* Entries from a dataset
* start *
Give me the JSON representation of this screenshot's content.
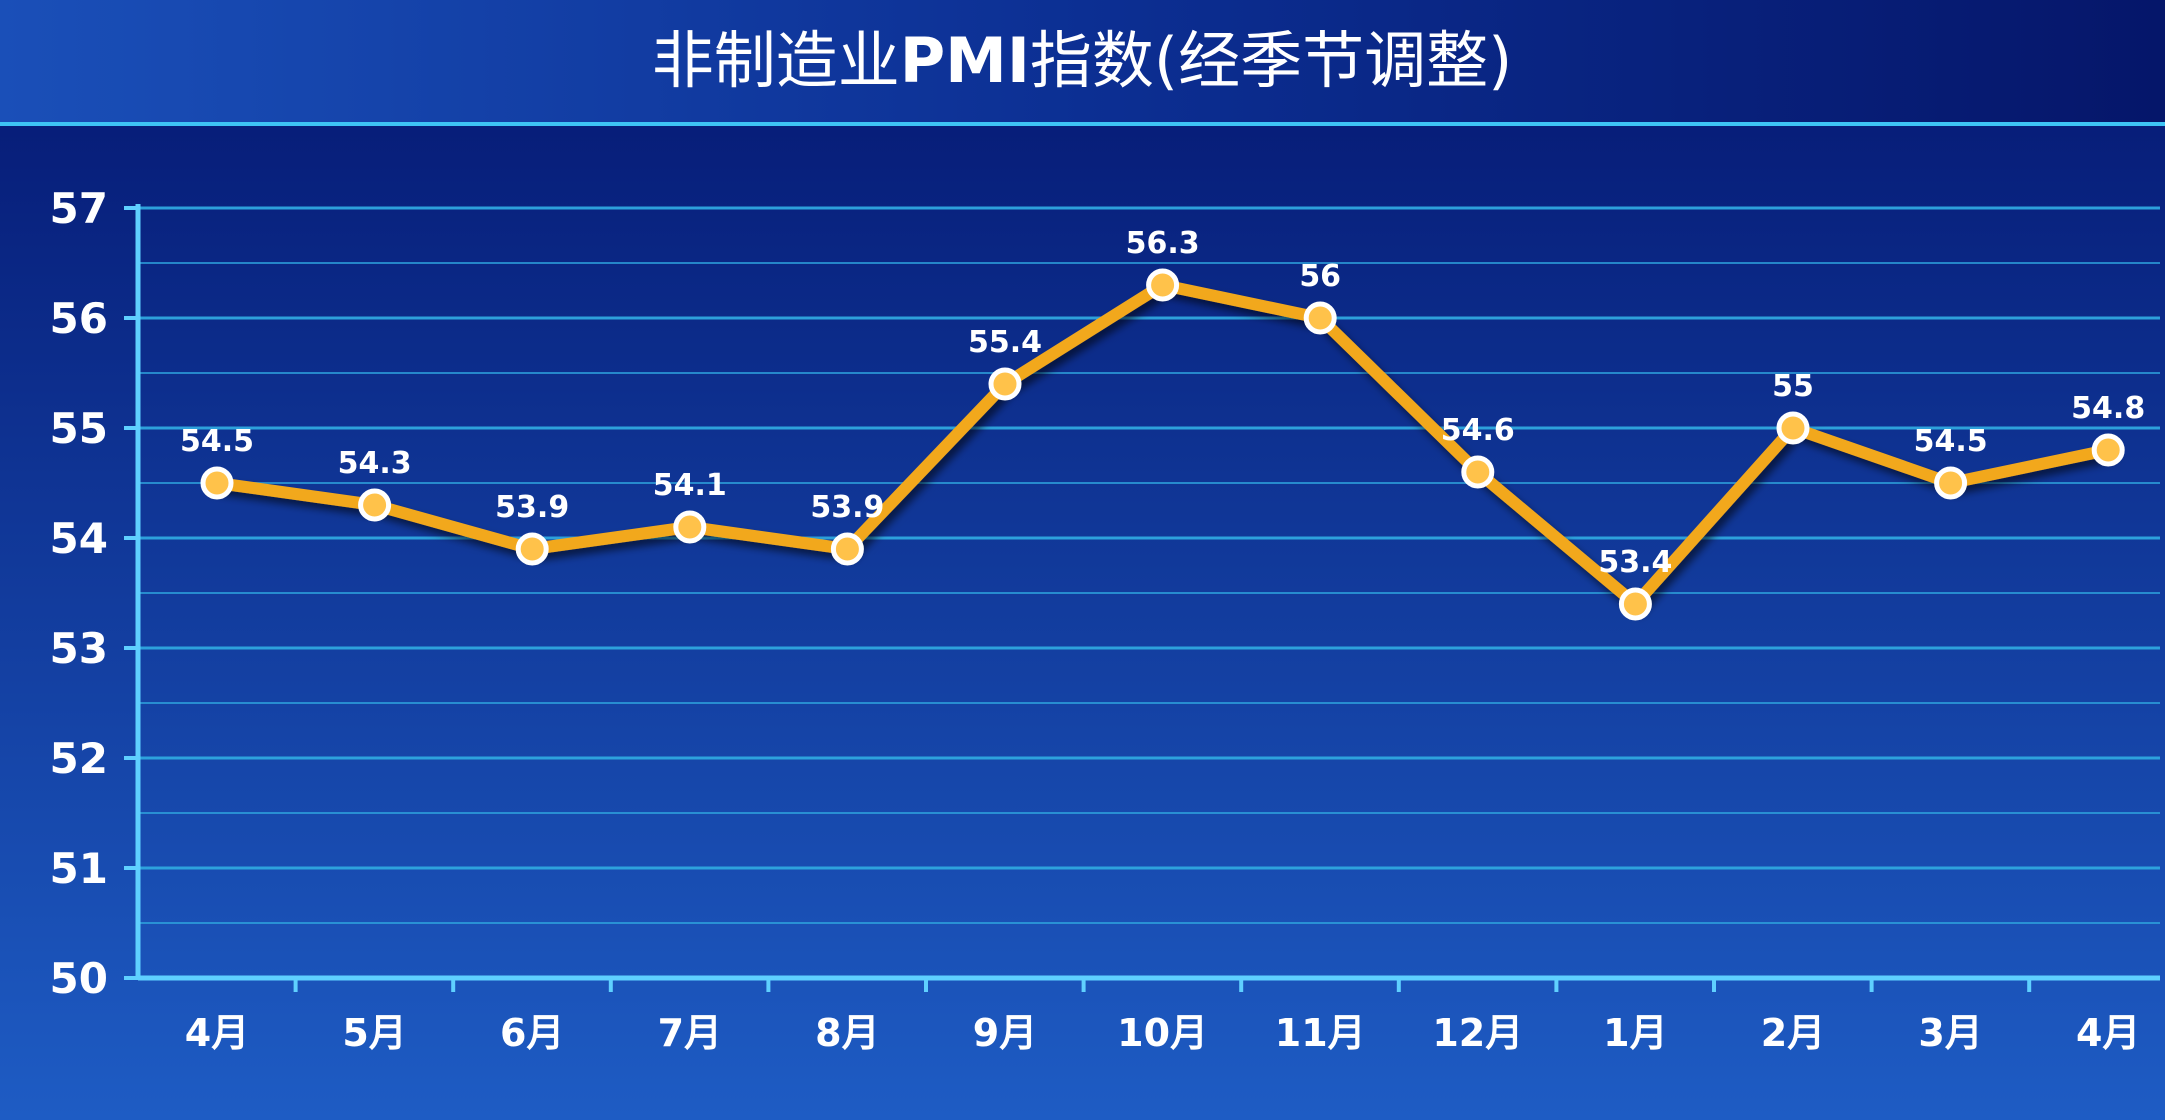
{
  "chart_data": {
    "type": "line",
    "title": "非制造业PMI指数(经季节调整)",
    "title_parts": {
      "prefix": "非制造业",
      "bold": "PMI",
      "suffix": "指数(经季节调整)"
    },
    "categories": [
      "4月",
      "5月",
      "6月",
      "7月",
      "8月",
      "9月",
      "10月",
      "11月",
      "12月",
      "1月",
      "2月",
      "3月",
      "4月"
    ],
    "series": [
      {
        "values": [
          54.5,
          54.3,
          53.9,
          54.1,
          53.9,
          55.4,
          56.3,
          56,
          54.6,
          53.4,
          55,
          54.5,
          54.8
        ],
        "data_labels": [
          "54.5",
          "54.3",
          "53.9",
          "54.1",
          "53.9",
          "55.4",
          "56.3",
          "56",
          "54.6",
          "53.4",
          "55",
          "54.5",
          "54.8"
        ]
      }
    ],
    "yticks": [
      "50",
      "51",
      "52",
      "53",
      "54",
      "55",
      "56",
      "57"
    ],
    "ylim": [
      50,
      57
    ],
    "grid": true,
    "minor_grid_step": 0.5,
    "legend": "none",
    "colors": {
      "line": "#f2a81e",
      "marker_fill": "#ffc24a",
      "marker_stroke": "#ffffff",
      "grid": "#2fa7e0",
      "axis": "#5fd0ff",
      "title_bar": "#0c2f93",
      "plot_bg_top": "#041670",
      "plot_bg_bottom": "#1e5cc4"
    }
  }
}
* end *
All of the data above should be quoted exactly, except for the pictures.

* ANSWER TO THE EXERCISE
Give me the JSON representation of this screenshot's content.
{
  "chart_data": {
    "type": "line",
    "title": "非制造业PMI指数(经季节调整)",
    "title_parts": {
      "prefix": "非制造业",
      "bold": "PMI",
      "suffix": "指数(经季节调整)"
    },
    "categories": [
      "4月",
      "5月",
      "6月",
      "7月",
      "8月",
      "9月",
      "10月",
      "11月",
      "12月",
      "1月",
      "2月",
      "3月",
      "4月"
    ],
    "series": [
      {
        "values": [
          54.5,
          54.3,
          53.9,
          54.1,
          53.9,
          55.4,
          56.3,
          56,
          54.6,
          53.4,
          55,
          54.5,
          54.8
        ],
        "data_labels": [
          "54.5",
          "54.3",
          "53.9",
          "54.1",
          "53.9",
          "55.4",
          "56.3",
          "56",
          "54.6",
          "53.4",
          "55",
          "54.5",
          "54.8"
        ]
      }
    ],
    "yticks": [
      "50",
      "51",
      "52",
      "53",
      "54",
      "55",
      "56",
      "57"
    ],
    "ylim": [
      50,
      57
    ],
    "grid": true,
    "minor_grid_step": 0.5,
    "legend": "none",
    "colors": {
      "line": "#f2a81e",
      "marker_fill": "#ffc24a",
      "marker_stroke": "#ffffff",
      "grid": "#2fa7e0",
      "axis": "#5fd0ff",
      "title_bar": "#0c2f93",
      "plot_bg_top": "#041670",
      "plot_bg_bottom": "#1e5cc4"
    }
  }
}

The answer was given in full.